The problem: Output every line below exactly.

Input rows:
-----

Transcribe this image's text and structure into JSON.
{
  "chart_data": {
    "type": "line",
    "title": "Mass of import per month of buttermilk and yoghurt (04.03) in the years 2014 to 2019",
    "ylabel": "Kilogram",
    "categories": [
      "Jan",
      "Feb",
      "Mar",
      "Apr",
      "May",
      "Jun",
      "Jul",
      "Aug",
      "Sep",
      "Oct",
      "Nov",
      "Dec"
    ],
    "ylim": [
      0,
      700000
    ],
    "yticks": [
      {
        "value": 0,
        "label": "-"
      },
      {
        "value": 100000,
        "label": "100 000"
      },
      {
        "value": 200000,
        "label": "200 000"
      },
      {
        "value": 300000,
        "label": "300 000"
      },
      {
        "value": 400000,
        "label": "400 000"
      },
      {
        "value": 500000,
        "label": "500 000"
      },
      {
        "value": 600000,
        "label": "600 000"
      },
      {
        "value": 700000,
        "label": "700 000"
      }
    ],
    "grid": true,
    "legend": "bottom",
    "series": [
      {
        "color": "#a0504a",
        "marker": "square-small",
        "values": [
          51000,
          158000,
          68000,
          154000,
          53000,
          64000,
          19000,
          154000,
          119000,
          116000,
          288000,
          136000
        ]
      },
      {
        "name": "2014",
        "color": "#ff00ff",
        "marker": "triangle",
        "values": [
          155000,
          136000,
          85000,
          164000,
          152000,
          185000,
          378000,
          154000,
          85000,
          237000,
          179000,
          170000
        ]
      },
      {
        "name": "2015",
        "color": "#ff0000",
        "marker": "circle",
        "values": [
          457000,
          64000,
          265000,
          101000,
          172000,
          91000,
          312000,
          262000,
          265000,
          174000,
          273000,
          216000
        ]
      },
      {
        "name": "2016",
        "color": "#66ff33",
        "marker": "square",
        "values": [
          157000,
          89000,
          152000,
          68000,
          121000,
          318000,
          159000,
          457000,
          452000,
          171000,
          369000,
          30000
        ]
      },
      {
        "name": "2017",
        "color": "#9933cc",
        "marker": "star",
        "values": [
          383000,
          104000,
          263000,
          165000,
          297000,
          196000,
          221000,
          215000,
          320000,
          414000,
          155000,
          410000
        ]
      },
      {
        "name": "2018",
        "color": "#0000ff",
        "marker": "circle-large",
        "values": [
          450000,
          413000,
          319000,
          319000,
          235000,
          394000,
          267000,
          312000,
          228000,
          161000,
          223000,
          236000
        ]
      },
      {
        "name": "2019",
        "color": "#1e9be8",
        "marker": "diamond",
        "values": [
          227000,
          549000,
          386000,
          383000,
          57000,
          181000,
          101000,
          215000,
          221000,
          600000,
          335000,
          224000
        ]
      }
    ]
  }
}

-----

Worked solution:
Transcribe this image's text and structure into JSON.
{
  "chart_data": {
    "type": "line",
    "title": "Mass of import per month of buttermilk and yoghurt (04.03) in the years 2014 to 2019",
    "ylabel": "Kilogram",
    "categories": [
      "Jan",
      "Feb",
      "Mar",
      "Apr",
      "May",
      "Jun",
      "Jul",
      "Aug",
      "Sep",
      "Oct",
      "Nov",
      "Dec"
    ],
    "ylim": [
      0,
      700000
    ],
    "yticks": [
      {
        "value": 0,
        "label": "-"
      },
      {
        "value": 100000,
        "label": "100 000"
      },
      {
        "value": 200000,
        "label": "200 000"
      },
      {
        "value": 300000,
        "label": "300 000"
      },
      {
        "value": 400000,
        "label": "400 000"
      },
      {
        "value": 500000,
        "label": "500 000"
      },
      {
        "value": 600000,
        "label": "600 000"
      },
      {
        "value": 700000,
        "label": "700 000"
      }
    ],
    "grid": true,
    "legend": "bottom",
    "series": [
      {
        "color": "#a0504a",
        "marker": "square-small",
        "values": [
          51000,
          158000,
          68000,
          154000,
          53000,
          64000,
          19000,
          154000,
          119000,
          116000,
          288000,
          136000
        ]
      },
      {
        "name": "2014",
        "color": "#ff00ff",
        "marker": "triangle",
        "values": [
          155000,
          136000,
          85000,
          164000,
          152000,
          185000,
          378000,
          154000,
          85000,
          237000,
          179000,
          170000
        ]
      },
      {
        "name": "2015",
        "color": "#ff0000",
        "marker": "circle",
        "values": [
          457000,
          64000,
          265000,
          101000,
          172000,
          91000,
          312000,
          262000,
          265000,
          174000,
          273000,
          216000
        ]
      },
      {
        "name": "2016",
        "color": "#66ff33",
        "marker": "square",
        "values": [
          157000,
          89000,
          152000,
          68000,
          121000,
          318000,
          159000,
          457000,
          452000,
          171000,
          369000,
          30000
        ]
      },
      {
        "name": "2017",
        "color": "#9933cc",
        "marker": "star",
        "values": [
          383000,
          104000,
          263000,
          165000,
          297000,
          196000,
          221000,
          215000,
          320000,
          414000,
          155000,
          410000
        ]
      },
      {
        "name": "2018",
        "color": "#0000ff",
        "marker": "circle-large",
        "values": [
          450000,
          413000,
          319000,
          319000,
          235000,
          394000,
          267000,
          312000,
          228000,
          161000,
          223000,
          236000
        ]
      },
      {
        "name": "2019",
        "color": "#1e9be8",
        "marker": "diamond",
        "values": [
          227000,
          549000,
          386000,
          383000,
          57000,
          181000,
          101000,
          215000,
          221000,
          600000,
          335000,
          224000
        ]
      }
    ]
  }
}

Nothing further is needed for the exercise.